→ **Your task**
Copy out the entries exactly, from the first line to the last.

⁂

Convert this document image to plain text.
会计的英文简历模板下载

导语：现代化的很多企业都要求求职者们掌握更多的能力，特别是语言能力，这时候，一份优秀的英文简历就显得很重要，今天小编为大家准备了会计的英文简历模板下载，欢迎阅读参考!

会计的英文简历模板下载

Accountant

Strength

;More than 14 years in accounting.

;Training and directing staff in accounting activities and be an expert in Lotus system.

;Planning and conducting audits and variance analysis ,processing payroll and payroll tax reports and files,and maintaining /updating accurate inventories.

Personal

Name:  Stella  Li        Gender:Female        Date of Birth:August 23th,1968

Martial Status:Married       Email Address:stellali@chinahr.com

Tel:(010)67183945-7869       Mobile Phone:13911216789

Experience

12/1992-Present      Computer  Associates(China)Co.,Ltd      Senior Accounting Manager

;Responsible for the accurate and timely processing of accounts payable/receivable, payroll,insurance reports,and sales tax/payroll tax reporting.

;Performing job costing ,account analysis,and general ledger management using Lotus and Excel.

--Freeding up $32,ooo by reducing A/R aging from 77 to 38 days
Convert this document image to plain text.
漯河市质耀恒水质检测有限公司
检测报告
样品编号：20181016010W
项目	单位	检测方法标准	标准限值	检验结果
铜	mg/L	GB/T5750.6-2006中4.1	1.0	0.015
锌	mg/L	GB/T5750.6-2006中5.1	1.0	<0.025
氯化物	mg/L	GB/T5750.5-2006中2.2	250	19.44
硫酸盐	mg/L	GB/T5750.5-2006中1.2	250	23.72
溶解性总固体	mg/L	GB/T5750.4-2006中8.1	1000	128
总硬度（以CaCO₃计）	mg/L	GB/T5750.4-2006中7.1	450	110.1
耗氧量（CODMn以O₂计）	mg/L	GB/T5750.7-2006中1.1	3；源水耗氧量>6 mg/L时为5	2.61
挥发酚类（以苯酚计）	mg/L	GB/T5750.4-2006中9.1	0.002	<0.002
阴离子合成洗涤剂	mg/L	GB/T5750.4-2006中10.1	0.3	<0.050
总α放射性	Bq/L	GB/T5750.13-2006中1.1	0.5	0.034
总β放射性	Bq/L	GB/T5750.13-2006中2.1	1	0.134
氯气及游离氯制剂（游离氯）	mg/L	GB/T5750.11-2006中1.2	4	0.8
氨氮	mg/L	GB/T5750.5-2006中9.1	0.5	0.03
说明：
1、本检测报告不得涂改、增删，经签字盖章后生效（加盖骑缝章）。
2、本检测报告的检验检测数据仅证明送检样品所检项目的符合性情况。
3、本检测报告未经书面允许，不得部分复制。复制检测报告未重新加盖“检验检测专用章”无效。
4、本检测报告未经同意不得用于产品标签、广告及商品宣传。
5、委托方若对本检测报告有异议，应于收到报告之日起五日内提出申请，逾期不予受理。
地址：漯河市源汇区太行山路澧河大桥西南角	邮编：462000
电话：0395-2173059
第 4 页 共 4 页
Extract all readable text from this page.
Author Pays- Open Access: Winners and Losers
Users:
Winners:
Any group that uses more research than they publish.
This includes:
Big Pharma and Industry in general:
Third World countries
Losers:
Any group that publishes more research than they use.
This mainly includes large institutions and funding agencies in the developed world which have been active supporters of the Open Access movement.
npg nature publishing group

⁂

→ **Exercise answer**
Convert this document image to plain text.
会计的英文简历模板下载

导语：现代化的很多企业都要求求职者们掌握更多的能力，特别是语言能力，这时候，一份优秀的英文简历就显得很重要，今天小编为大家准备了会计的英文简历模板下载，欢迎阅读参考!

会计的英文简历模板下载

Accountant

Strength

;More than 14 years in accounting.

;Training and directing staff in accounting activities and be an expert in Lotus system.

;Planning and conducting audits and variance analysis ,processing payroll and payroll tax reports and files,and maintaining /updating accurate inventories.

Personal

Name:  Stella  Li        Gender:Female        Date of Birth:August 23th,1968

Martial Status:Married       Email Address:stellali@chinahr.com

Tel:(010)67183945-7869       Mobile Phone:13911216789

Experience

12/1992-Present      Computer  Associates(China)Co.,Ltd      Senior Accounting Manager

;Responsible for the accurate and timely processing of accounts payable/receivable, payroll,insurance reports,and sales tax/payroll tax reporting.

;Performing job costing ,account analysis,and general ledger management using Lotus and Excel.

--Freeding up $32,ooo by reducing A/R aging from 77 to 38 days
Convert this document image to plain text.
漯河市质耀恒水质检测有限公司
检测报告
样品编号：20181016010W
项目	单位	检测方法标准	标准限值	检验结果
铜	mg/L	GB/T5750.6-2006中4.1	1.0	0.015
锌	mg/L	GB/T5750.6-2006中5.1	1.0	<0.025
氯化物	mg/L	GB/T5750.5-2006中2.2	250	19.44
硫酸盐	mg/L	GB/T5750.5-2006中1.2	250	23.72
溶解性总固体	mg/L	GB/T5750.4-2006中8.1	1000	128
总硬度（以CaCO₃计）	mg/L	GB/T5750.4-2006中7.1	450	110.1
耗氧量（CODMn以O₂计）	mg/L	GB/T5750.7-2006中1.1	3；源水耗氧量>6 mg/L时为5	2.61
挥发酚类（以苯酚计）	mg/L	GB/T5750.4-2006中9.1	0.002	<0.002
阴离子合成洗涤剂	mg/L	GB/T5750.4-2006中10.1	0.3	<0.050
总α放射性	Bq/L	GB/T5750.13-2006中1.1	0.5	0.034
总β放射性	Bq/L	GB/T5750.13-2006中2.1	1	0.134
氯气及游离氯制剂（游离氯）	mg/L	GB/T5750.11-2006中1.2	4	0.8
氨氮	mg/L	GB/T5750.5-2006中9.1	0.5	0.03
说明：
1、本检测报告不得涂改、增删，经签字盖章后生效（加盖骑缝章）。
2、本检测报告的检验检测数据仅证明送检样品所检项目的符合性情况。
3、本检测报告未经书面允许，不得部分复制。复制检测报告未重新加盖“检验检测专用章”无效。
4、本检测报告未经同意不得用于产品标签、广告及商品宣传。
5、委托方若对本检测报告有异议，应于收到报告之日起五日内提出申请，逾期不予受理。
地址：漯河市源汇区太行山路澧河大桥西南角	邮编：462000
电话：0395-2173059
第 4 页 共 4 页
Extract all readable text from this page.
Author Pays- Open Access: Winners and Losers
Users:
Winners:
Any group that uses more research than they publish.
This includes:
Big Pharma and Industry in general:
Third World countries
Losers:
Any group that publishes more research than they use.
This mainly includes large institutions and funding agencies in the developed world which have been active supporters of the Open Access movement.
npg nature publishing group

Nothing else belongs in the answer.